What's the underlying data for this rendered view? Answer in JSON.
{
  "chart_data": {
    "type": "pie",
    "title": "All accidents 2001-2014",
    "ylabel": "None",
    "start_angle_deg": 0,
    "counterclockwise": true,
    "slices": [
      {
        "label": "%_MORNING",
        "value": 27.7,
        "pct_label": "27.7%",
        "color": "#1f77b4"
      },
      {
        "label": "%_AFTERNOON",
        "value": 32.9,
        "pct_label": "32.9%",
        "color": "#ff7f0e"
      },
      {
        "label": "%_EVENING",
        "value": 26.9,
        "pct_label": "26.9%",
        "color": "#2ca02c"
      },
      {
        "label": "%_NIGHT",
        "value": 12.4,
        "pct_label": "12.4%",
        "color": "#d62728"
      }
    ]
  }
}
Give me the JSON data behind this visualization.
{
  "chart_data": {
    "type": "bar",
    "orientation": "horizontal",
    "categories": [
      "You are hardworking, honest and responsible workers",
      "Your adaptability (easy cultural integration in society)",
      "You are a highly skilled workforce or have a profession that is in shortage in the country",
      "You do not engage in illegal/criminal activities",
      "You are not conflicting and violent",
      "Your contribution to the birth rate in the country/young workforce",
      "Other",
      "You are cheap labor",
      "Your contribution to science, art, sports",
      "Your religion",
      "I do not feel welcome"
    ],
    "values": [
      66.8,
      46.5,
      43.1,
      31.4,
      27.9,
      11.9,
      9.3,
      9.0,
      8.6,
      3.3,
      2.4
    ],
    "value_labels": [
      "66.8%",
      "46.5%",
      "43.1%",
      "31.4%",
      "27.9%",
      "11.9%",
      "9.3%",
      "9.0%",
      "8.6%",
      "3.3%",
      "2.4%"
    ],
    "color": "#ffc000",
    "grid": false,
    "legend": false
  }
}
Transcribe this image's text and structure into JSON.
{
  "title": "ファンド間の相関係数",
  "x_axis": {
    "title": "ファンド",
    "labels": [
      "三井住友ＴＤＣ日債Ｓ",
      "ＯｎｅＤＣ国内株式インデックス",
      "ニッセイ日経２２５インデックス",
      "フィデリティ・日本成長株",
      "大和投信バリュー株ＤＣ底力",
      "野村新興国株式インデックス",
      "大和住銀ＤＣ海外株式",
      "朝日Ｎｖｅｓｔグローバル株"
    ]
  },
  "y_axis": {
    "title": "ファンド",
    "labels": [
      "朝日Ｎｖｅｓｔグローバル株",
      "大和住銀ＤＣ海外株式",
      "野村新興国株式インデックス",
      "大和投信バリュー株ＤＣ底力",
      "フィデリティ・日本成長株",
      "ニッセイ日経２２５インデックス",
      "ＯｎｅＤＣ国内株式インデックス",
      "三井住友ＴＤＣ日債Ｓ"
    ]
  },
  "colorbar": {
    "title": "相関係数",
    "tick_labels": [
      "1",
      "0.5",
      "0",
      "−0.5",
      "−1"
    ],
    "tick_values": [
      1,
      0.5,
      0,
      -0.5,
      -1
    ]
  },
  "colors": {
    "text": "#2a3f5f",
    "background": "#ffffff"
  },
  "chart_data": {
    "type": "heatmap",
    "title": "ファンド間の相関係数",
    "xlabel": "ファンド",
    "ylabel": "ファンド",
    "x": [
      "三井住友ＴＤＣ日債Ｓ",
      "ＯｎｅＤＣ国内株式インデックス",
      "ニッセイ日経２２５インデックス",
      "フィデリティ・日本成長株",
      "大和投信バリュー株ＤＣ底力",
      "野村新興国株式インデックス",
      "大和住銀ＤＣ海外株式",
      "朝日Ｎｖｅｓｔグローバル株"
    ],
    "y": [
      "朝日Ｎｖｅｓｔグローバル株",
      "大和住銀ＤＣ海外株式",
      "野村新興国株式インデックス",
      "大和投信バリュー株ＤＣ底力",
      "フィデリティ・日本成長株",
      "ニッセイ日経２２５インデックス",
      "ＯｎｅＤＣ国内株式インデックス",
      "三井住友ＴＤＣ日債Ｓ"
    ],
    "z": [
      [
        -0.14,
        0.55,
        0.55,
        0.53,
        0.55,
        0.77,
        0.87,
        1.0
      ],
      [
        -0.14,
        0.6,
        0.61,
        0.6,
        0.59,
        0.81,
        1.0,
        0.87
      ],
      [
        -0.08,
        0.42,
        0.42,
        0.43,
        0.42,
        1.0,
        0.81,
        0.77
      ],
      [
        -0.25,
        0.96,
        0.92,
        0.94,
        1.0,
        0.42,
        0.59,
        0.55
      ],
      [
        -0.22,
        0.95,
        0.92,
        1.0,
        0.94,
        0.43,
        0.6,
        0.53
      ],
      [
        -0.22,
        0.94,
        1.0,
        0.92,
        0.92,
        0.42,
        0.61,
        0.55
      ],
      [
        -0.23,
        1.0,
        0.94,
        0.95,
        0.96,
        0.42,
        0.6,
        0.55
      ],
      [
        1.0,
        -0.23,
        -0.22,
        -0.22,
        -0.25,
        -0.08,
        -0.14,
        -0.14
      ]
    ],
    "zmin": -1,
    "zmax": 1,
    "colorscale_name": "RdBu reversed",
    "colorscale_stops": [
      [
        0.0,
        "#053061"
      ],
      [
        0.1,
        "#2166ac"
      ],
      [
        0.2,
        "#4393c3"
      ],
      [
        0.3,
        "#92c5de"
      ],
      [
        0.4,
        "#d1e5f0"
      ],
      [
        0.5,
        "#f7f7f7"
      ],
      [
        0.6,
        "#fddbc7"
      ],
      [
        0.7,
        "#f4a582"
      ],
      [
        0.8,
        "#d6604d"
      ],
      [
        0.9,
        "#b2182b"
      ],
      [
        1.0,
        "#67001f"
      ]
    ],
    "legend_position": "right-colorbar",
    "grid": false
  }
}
***
__WHAT IS REQUIRED__
Using the listing above, pick out each line that contains the word "country", then copy it.

__COMPLETE RESPONSE__
      "You are a highly skilled workforce or have a profession that is in shortage in the country",
      "Your contribution to the birth rate in the country/young workforce",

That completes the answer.